* **GIVEN INSTRUCTION**:
Reproduce the data exactly and drop any pictures it holds.
------------
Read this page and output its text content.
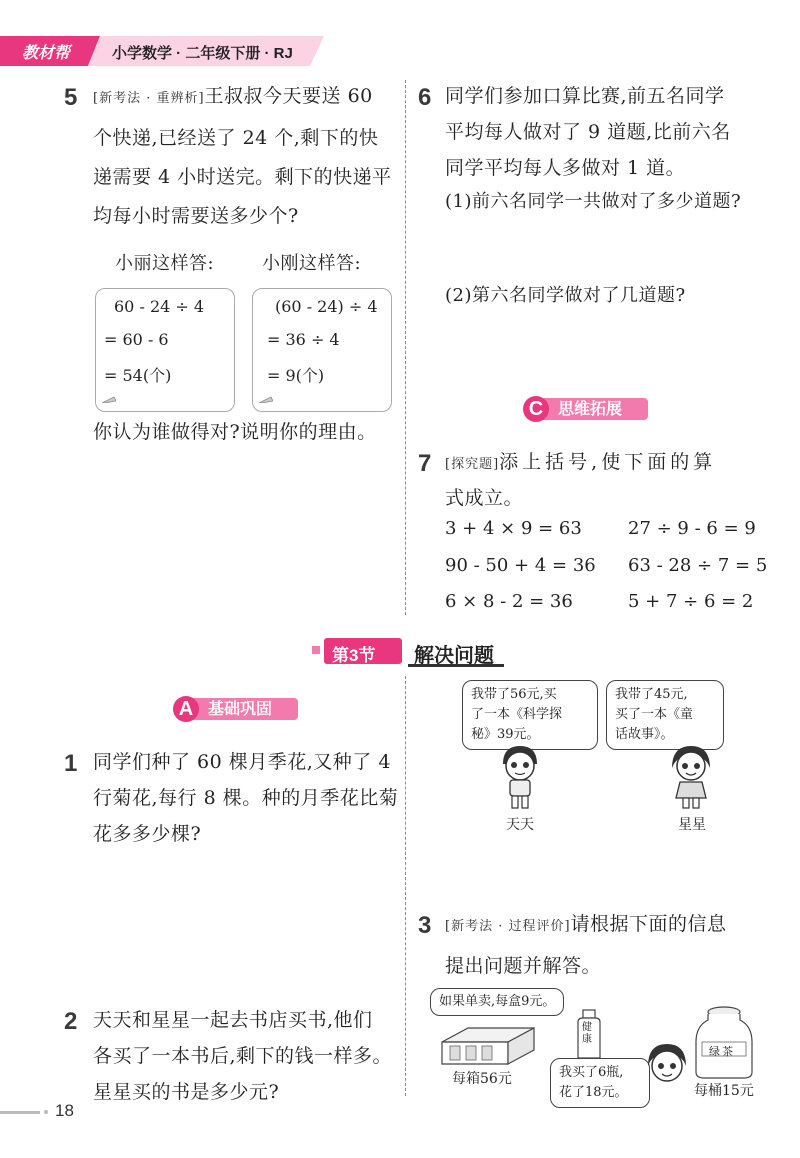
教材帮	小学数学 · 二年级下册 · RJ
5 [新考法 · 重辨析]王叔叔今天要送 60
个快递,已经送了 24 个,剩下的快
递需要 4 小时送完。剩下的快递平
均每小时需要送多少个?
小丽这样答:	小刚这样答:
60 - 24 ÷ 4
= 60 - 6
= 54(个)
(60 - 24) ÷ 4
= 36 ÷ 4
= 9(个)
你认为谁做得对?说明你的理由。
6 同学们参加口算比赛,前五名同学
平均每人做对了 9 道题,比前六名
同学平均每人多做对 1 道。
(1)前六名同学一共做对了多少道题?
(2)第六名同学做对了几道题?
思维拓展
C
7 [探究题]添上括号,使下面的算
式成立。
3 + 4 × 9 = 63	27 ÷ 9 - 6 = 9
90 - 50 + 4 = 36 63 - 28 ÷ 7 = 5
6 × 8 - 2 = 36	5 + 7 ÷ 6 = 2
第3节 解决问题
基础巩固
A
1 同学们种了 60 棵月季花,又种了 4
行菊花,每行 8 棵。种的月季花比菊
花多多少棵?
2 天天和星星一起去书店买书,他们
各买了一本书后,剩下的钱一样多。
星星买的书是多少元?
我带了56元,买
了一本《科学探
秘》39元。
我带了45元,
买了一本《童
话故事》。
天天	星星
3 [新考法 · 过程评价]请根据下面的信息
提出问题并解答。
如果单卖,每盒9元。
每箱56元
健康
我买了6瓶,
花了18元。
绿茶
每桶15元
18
------------
* **THE RESPONSE**:
Read this page and output its text content.
教材帮	小学数学 · 二年级下册 · RJ
5 [新考法 · 重辨析]王叔叔今天要送 60
个快递,已经送了 24 个,剩下的快
递需要 4 小时送完。剩下的快递平
均每小时需要送多少个?
小丽这样答:	小刚这样答:
60 - 24 ÷ 4
= 60 - 6
= 54(个)
(60 - 24) ÷ 4
= 36 ÷ 4
= 9(个)
你认为谁做得对?说明你的理由。
6 同学们参加口算比赛,前五名同学
平均每人做对了 9 道题,比前六名
同学平均每人多做对 1 道。
(1)前六名同学一共做对了多少道题?
(2)第六名同学做对了几道题?
思维拓展
C
7 [探究题]添上括号,使下面的算
式成立。
3 + 4 × 9 = 63	27 ÷ 9 - 6 = 9
90 - 50 + 4 = 36 63 - 28 ÷ 7 = 5
6 × 8 - 2 = 36	5 + 7 ÷ 6 = 2
第3节 解决问题
基础巩固
A
1 同学们种了 60 棵月季花,又种了 4
行菊花,每行 8 棵。种的月季花比菊
花多多少棵?
2 天天和星星一起去书店买书,他们
各买了一本书后,剩下的钱一样多。
星星买的书是多少元?
我带了56元,买
了一本《科学探
秘》39元。
我带了45元,
买了一本《童
话故事》。
天天	星星
3 [新考法 · 过程评价]请根据下面的信息
提出问题并解答。
如果单卖,每盒9元。
每箱56元
健康
我买了6瓶,
花了18元。
绿茶
每桶15元
18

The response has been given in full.